(Dataset entries)
────

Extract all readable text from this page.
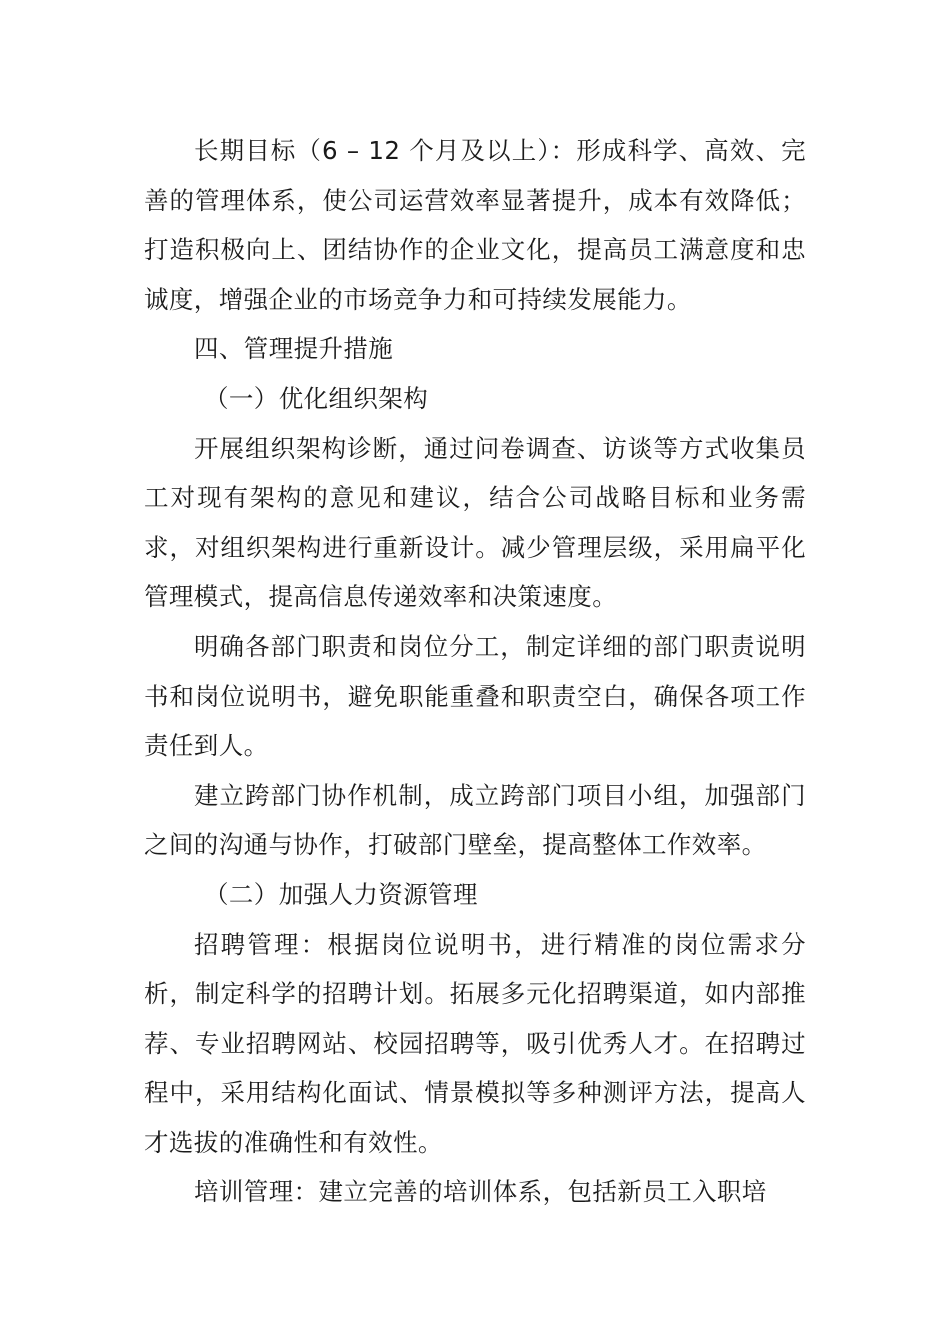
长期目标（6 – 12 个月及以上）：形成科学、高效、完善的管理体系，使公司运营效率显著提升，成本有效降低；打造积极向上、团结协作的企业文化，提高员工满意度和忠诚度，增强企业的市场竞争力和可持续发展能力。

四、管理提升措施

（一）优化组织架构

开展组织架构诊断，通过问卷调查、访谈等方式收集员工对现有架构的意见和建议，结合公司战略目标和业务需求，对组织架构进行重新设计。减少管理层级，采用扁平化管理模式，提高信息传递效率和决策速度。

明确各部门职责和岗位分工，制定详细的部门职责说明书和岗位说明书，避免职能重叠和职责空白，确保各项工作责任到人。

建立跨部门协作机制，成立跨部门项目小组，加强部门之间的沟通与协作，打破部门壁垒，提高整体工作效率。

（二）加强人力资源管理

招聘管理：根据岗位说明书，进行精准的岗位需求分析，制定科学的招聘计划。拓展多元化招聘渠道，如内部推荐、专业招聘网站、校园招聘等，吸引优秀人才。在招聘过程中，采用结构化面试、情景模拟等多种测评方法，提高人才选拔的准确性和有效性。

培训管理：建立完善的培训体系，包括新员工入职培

────

Challenge
Leave out the pictures and restate everything else word for word.

The reply
Extract all readable text from this page.
长期目标（6 – 12 个月及以上）：形成科学、高效、完善的管理体系，使公司运营效率显著提升，成本有效降低；打造积极向上、团结协作的企业文化，提高员工满意度和忠诚度，增强企业的市场竞争力和可持续发展能力。

四、管理提升措施

（一）优化组织架构

开展组织架构诊断，通过问卷调查、访谈等方式收集员工对现有架构的意见和建议，结合公司战略目标和业务需求，对组织架构进行重新设计。减少管理层级，采用扁平化管理模式，提高信息传递效率和决策速度。

明确各部门职责和岗位分工，制定详细的部门职责说明书和岗位说明书，避免职能重叠和职责空白，确保各项工作责任到人。

建立跨部门协作机制，成立跨部门项目小组，加强部门之间的沟通与协作，打破部门壁垒，提高整体工作效率。

（二）加强人力资源管理

招聘管理：根据岗位说明书，进行精准的岗位需求分析，制定科学的招聘计划。拓展多元化招聘渠道，如内部推荐、专业招聘网站、校园招聘等，吸引优秀人才。在招聘过程中，采用结构化面试、情景模拟等多种测评方法，提高人才选拔的准确性和有效性。

培训管理：建立完善的培训体系，包括新员工入职培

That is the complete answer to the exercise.